┌─ DATA FOR THIS TASK

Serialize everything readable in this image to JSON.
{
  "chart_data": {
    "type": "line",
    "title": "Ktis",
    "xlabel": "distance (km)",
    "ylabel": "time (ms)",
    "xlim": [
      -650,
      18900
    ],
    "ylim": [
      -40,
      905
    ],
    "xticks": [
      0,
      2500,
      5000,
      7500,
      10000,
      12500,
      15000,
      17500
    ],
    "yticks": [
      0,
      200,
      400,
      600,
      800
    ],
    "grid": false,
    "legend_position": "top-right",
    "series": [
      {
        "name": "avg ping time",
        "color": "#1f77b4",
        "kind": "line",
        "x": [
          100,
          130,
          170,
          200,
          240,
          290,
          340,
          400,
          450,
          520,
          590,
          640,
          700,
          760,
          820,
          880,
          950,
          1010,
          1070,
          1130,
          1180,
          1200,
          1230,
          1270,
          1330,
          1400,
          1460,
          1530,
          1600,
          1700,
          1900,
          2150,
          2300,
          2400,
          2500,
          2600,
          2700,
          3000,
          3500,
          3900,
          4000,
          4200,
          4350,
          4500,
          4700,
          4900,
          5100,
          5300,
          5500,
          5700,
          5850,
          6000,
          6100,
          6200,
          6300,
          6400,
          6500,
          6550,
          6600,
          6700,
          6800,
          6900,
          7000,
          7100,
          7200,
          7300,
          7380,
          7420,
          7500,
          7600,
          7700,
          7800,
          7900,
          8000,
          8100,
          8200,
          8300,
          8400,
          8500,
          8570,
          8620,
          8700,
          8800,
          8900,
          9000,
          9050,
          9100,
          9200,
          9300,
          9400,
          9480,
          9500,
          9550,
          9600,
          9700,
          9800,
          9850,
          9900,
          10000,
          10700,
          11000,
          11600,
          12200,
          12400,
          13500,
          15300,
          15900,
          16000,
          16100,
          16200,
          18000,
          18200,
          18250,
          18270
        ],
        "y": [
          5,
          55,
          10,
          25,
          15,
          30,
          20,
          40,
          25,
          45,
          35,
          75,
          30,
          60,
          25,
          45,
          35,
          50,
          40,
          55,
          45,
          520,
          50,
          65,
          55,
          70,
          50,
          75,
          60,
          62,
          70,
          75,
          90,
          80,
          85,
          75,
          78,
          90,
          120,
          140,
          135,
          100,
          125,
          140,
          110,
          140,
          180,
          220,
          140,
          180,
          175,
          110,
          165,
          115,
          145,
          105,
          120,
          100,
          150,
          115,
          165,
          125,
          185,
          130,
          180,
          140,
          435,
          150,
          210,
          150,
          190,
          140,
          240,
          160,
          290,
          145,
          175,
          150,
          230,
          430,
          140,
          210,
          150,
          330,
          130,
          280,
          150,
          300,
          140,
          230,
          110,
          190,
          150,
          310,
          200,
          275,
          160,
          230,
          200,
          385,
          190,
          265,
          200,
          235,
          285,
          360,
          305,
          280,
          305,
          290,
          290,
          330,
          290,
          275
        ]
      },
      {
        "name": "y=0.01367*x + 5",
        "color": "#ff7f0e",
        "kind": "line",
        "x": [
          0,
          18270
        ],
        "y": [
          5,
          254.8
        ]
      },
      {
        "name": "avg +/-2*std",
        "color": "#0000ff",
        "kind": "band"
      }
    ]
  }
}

└─

*DIRECTION*
Copy out every line of the material above that mentions the word "name".

*RESPONSE BELOW*
        "name": "avg ping time",
        "name": "y=0.01367*x + 5",
        "name": "avg +/-2*std",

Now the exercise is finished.